EXERCISE BRIEF:
Look through the material below, count the lines containing the word "iconos", and state only the count.

----

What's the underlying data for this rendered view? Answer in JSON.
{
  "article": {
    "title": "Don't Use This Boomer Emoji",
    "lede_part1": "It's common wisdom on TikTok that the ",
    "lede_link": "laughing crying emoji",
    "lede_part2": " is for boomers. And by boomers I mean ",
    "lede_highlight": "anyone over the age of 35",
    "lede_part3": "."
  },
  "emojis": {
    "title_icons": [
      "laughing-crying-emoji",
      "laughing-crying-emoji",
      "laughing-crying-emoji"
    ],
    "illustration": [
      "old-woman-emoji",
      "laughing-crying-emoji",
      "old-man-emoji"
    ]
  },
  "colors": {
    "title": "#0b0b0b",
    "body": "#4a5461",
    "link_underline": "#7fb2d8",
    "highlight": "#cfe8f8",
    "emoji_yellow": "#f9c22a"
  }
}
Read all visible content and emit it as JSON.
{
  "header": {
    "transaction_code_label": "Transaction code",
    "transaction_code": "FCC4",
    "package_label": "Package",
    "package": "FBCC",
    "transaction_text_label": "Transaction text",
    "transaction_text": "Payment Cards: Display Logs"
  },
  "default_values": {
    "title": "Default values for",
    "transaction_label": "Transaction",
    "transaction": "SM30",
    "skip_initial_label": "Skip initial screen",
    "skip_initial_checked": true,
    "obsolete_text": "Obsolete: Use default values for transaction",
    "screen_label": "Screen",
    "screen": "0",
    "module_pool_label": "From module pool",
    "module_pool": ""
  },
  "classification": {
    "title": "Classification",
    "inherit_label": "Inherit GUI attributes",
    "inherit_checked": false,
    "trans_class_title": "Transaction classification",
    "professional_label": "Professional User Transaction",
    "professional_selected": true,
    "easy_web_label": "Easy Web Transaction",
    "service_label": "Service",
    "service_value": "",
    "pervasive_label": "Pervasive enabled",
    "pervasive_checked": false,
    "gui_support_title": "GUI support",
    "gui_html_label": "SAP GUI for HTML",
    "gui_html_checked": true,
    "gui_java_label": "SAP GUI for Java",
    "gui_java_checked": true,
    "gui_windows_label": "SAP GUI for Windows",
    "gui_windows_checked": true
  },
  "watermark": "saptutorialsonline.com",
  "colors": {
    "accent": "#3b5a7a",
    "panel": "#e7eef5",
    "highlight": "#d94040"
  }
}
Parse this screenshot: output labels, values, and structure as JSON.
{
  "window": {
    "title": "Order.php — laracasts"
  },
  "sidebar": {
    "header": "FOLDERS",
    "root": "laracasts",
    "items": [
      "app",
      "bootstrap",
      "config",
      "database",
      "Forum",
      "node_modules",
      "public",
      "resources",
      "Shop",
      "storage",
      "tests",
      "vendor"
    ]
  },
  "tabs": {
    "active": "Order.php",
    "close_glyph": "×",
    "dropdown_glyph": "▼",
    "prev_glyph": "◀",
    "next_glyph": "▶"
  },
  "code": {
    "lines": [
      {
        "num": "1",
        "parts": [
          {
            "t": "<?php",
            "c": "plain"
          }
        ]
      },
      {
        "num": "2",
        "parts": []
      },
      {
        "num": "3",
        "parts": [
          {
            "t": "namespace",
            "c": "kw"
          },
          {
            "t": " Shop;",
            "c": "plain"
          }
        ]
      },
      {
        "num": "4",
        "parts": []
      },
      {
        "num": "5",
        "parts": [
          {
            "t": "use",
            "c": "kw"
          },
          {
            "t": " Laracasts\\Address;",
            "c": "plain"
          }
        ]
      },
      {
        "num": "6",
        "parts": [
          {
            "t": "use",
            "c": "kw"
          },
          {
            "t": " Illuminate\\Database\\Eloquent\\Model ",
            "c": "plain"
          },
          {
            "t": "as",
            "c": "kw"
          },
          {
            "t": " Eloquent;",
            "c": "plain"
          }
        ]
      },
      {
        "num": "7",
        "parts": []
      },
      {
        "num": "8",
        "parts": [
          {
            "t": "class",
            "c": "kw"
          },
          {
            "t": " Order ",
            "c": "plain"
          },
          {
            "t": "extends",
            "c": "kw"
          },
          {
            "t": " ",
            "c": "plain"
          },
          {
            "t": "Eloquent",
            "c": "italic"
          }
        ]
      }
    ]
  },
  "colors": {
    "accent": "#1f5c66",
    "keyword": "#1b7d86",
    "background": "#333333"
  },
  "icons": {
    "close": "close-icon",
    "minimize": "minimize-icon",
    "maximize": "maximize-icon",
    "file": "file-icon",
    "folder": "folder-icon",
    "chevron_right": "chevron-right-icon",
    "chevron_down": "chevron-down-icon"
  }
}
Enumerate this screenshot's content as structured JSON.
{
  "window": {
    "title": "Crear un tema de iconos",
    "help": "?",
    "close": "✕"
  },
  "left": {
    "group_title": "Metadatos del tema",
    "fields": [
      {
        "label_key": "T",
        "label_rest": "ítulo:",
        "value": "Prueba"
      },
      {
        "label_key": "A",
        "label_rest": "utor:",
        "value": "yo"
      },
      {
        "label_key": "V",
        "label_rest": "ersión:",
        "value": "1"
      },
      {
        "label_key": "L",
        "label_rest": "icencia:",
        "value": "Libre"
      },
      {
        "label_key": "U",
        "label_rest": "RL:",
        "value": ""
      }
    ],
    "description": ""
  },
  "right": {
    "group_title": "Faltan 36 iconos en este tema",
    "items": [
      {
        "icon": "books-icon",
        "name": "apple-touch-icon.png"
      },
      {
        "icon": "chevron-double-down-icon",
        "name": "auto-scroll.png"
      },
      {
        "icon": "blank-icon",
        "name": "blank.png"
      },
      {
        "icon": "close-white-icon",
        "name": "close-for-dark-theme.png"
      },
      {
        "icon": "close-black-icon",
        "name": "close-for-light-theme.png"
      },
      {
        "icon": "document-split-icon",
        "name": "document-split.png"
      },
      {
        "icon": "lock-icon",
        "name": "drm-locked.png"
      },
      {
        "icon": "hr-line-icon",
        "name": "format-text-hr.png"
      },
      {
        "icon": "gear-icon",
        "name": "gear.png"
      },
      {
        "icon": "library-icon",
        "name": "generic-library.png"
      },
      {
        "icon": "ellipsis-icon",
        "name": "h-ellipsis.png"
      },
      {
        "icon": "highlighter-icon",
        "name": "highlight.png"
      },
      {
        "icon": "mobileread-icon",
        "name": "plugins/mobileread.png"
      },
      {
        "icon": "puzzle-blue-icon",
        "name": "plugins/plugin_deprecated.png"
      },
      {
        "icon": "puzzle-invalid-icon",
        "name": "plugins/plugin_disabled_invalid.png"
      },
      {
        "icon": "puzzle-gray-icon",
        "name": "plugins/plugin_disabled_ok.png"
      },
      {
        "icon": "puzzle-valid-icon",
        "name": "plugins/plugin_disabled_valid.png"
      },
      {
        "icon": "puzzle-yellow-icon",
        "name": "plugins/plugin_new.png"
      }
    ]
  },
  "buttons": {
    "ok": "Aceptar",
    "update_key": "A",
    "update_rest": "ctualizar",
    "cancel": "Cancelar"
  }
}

----

OUTPUT OF THE TASK:
2